WHAT NEEDS TO BE DONE:
Copy out exactly the lines running from the one with "Give me the" through the final line, both ends included, and nothing else. Pictures stay out of the copy.

RECORDS TO USE:

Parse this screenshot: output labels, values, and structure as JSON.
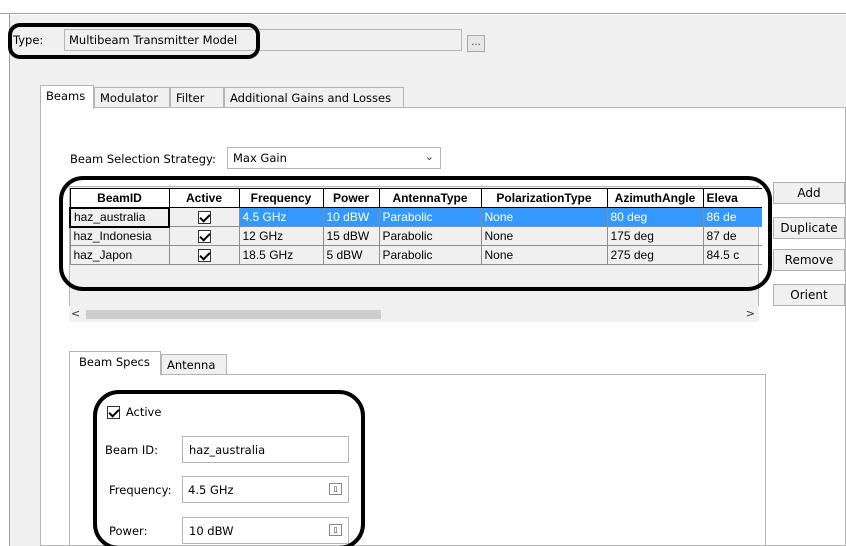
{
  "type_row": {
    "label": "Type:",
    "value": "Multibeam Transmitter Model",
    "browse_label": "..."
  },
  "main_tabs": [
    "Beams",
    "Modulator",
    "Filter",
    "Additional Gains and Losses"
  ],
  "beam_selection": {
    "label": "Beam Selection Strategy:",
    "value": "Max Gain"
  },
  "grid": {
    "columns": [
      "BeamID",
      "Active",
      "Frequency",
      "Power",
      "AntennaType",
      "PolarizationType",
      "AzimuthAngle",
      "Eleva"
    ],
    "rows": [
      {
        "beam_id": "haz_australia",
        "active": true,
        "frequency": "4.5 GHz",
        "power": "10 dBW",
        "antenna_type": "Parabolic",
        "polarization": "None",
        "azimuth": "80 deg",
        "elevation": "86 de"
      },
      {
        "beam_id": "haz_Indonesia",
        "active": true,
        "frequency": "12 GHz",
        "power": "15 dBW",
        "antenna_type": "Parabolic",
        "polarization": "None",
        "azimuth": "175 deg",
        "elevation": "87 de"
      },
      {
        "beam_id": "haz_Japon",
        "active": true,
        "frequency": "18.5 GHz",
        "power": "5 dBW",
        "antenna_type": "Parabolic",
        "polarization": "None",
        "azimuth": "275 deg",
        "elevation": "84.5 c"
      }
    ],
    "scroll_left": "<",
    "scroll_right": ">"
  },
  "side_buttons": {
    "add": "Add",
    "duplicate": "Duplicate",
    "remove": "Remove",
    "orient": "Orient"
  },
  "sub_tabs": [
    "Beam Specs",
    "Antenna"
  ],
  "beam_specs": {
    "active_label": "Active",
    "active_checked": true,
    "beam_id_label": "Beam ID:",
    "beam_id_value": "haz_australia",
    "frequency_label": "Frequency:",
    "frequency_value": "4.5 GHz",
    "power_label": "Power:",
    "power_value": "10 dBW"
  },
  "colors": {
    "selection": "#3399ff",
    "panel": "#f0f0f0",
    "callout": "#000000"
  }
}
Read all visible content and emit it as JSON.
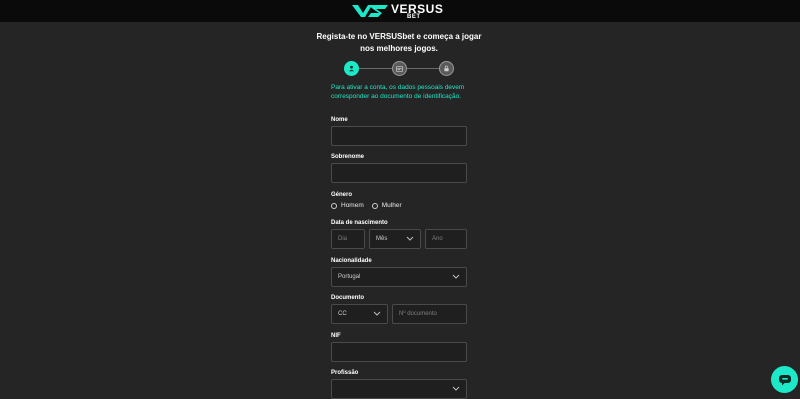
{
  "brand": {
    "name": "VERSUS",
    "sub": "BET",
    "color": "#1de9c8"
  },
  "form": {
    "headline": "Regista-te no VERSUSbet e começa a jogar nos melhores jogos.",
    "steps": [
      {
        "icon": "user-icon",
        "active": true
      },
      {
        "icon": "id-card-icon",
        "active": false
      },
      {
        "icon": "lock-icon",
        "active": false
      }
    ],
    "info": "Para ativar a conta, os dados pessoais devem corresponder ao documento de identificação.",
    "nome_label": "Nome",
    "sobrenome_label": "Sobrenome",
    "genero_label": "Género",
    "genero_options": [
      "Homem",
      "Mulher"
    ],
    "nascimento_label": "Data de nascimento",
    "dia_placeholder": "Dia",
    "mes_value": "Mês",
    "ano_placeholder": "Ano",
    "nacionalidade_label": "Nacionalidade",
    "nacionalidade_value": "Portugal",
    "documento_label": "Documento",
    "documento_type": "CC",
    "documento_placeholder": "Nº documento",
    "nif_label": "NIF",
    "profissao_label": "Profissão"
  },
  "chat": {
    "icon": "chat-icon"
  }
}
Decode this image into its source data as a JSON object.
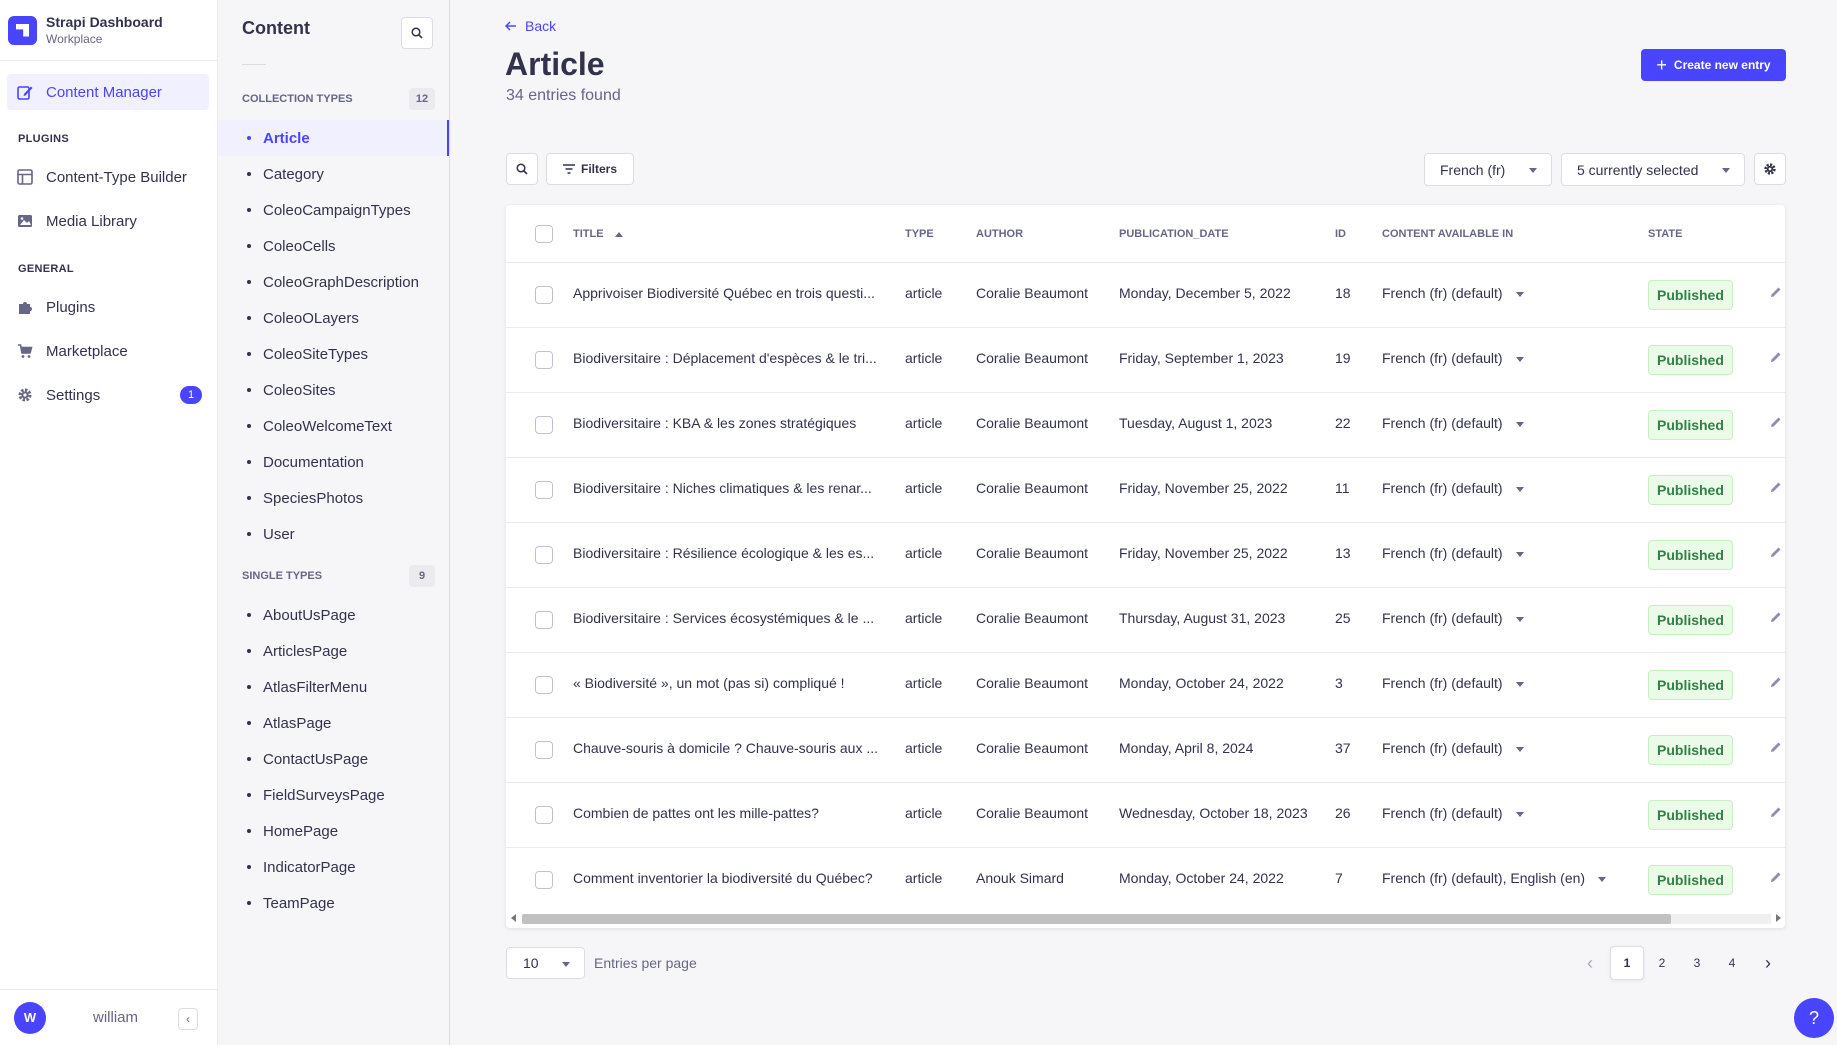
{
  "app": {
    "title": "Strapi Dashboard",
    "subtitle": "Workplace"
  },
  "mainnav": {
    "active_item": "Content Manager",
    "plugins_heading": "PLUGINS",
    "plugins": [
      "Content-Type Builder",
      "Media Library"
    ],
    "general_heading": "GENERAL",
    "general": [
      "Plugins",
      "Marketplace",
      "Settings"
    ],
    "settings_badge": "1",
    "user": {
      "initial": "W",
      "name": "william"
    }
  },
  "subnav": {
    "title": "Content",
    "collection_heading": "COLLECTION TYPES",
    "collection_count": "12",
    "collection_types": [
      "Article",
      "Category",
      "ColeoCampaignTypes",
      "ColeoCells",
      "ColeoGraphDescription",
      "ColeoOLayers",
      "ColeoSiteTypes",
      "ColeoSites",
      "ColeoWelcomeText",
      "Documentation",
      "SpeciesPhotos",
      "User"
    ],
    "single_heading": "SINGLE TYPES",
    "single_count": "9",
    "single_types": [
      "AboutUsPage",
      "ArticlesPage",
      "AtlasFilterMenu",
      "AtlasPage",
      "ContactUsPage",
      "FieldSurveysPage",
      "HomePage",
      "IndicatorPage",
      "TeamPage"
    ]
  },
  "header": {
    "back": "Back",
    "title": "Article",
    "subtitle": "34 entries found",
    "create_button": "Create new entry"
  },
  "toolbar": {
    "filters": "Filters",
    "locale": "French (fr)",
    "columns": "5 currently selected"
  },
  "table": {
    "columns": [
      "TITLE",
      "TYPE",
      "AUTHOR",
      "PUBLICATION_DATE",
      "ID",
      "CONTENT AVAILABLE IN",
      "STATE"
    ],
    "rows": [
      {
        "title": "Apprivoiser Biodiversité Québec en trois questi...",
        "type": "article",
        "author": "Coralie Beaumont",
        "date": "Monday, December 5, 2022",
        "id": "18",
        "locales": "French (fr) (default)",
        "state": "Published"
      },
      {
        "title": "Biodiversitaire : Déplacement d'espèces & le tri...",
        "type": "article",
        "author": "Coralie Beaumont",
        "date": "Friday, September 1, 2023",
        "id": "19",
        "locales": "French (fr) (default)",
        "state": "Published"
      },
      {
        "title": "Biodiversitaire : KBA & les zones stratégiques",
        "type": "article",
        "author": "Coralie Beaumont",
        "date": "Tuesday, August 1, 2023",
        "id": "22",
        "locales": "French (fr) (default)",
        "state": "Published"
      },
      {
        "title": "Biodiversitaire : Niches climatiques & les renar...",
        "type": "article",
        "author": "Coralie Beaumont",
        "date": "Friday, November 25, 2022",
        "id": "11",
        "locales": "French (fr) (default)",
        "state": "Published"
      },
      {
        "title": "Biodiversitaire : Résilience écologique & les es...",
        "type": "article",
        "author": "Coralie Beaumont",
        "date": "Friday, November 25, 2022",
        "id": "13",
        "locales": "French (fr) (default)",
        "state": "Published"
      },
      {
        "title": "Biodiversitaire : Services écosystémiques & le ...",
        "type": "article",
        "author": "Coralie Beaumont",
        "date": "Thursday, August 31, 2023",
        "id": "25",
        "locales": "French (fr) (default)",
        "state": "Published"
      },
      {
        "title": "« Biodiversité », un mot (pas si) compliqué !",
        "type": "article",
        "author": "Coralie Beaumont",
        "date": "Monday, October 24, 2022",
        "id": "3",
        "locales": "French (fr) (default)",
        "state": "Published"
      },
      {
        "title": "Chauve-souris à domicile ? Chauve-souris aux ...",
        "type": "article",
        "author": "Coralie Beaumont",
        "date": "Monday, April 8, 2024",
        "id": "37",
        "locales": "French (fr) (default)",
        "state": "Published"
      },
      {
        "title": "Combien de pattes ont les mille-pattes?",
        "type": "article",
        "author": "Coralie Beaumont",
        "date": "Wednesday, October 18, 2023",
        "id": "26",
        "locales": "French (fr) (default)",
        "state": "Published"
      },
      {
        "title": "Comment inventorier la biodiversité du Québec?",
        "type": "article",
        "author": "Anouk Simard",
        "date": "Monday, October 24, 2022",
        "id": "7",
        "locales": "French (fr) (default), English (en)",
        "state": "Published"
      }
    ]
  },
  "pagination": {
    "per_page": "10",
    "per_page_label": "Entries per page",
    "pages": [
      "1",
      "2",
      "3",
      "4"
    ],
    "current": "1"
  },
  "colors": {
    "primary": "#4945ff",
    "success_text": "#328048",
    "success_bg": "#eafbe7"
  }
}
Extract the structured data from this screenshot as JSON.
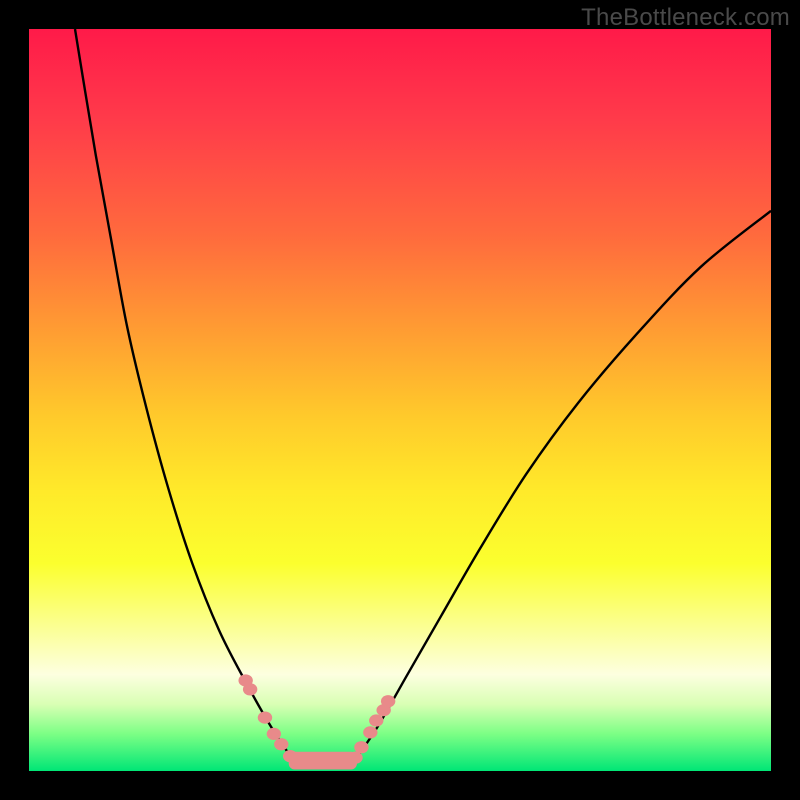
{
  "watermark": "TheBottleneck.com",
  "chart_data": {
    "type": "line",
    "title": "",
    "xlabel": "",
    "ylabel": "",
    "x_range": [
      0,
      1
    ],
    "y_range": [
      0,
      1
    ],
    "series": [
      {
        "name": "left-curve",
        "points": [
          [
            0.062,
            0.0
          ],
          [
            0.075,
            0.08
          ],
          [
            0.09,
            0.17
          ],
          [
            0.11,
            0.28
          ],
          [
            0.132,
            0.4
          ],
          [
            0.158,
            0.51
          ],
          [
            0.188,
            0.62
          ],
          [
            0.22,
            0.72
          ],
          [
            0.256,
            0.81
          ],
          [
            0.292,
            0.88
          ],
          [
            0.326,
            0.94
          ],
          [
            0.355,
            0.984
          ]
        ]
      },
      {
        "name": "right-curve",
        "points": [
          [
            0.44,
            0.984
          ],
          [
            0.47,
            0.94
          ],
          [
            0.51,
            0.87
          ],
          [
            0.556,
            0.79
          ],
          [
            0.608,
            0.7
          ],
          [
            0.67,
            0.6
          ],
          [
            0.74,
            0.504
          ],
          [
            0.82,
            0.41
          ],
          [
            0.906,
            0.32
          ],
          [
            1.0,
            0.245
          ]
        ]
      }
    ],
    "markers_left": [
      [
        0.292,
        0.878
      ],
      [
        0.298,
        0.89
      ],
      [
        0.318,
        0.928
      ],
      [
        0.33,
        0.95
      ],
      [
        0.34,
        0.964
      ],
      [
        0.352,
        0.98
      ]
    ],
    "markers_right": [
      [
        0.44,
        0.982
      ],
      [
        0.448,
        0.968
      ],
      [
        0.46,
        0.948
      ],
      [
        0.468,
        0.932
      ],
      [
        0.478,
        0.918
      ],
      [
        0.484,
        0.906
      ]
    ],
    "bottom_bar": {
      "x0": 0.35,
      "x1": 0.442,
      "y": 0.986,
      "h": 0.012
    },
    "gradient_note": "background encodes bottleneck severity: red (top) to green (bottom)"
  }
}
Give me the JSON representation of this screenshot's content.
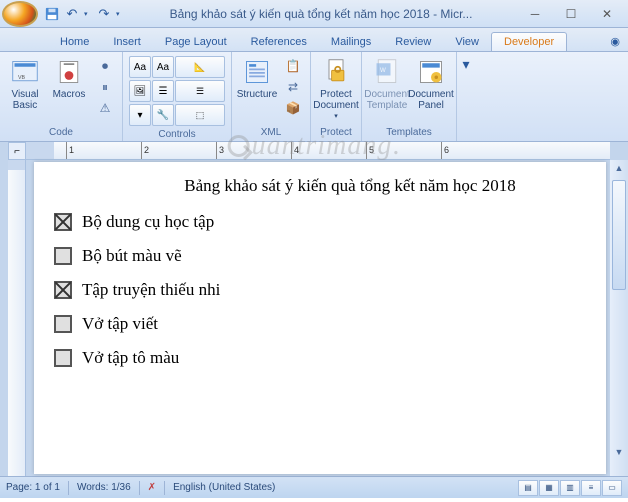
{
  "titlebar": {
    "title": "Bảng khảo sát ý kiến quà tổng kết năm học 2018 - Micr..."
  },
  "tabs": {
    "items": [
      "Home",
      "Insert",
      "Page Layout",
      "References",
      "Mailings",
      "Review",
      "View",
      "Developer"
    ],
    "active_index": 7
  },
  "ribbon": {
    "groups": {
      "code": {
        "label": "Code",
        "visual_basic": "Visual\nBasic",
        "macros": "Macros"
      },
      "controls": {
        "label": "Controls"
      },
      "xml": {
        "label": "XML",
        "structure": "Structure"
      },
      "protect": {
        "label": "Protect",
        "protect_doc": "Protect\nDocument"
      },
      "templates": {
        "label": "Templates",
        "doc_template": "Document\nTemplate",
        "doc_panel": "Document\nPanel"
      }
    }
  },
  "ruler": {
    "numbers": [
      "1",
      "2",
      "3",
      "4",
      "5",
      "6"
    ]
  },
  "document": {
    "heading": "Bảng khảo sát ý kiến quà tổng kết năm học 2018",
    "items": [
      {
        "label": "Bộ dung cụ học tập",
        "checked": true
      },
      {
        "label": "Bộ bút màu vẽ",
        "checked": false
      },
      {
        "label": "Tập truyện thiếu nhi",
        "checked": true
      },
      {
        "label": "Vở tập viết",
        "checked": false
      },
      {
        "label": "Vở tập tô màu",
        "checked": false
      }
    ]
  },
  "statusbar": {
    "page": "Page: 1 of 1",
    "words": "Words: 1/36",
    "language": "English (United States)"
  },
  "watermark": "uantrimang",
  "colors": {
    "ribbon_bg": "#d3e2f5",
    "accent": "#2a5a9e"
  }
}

EXPECTED ANSWER:
Give me the JSON representation of this screenshot's content.
{
  "titlebar": {
    "title": "Bảng khảo sát ý kiến quà tổng kết năm học 2018 - Micr..."
  },
  "tabs": {
    "items": [
      "Home",
      "Insert",
      "Page Layout",
      "References",
      "Mailings",
      "Review",
      "View",
      "Developer"
    ],
    "active_index": 7
  },
  "ribbon": {
    "groups": {
      "code": {
        "label": "Code",
        "visual_basic": "Visual\nBasic",
        "macros": "Macros"
      },
      "controls": {
        "label": "Controls"
      },
      "xml": {
        "label": "XML",
        "structure": "Structure"
      },
      "protect": {
        "label": "Protect",
        "protect_doc": "Protect\nDocument"
      },
      "templates": {
        "label": "Templates",
        "doc_template": "Document\nTemplate",
        "doc_panel": "Document\nPanel"
      }
    }
  },
  "ruler": {
    "numbers": [
      "1",
      "2",
      "3",
      "4",
      "5",
      "6"
    ]
  },
  "document": {
    "heading": "Bảng khảo sát ý kiến quà tổng kết năm học 2018",
    "items": [
      {
        "label": "Bộ dung cụ học tập",
        "checked": true
      },
      {
        "label": "Bộ bút màu vẽ",
        "checked": false
      },
      {
        "label": "Tập truyện thiếu nhi",
        "checked": true
      },
      {
        "label": "Vở tập viết",
        "checked": false
      },
      {
        "label": "Vở tập tô màu",
        "checked": false
      }
    ]
  },
  "statusbar": {
    "page": "Page: 1 of 1",
    "words": "Words: 1/36",
    "language": "English (United States)"
  },
  "watermark": "uantrimang",
  "colors": {
    "ribbon_bg": "#d3e2f5",
    "accent": "#2a5a9e"
  }
}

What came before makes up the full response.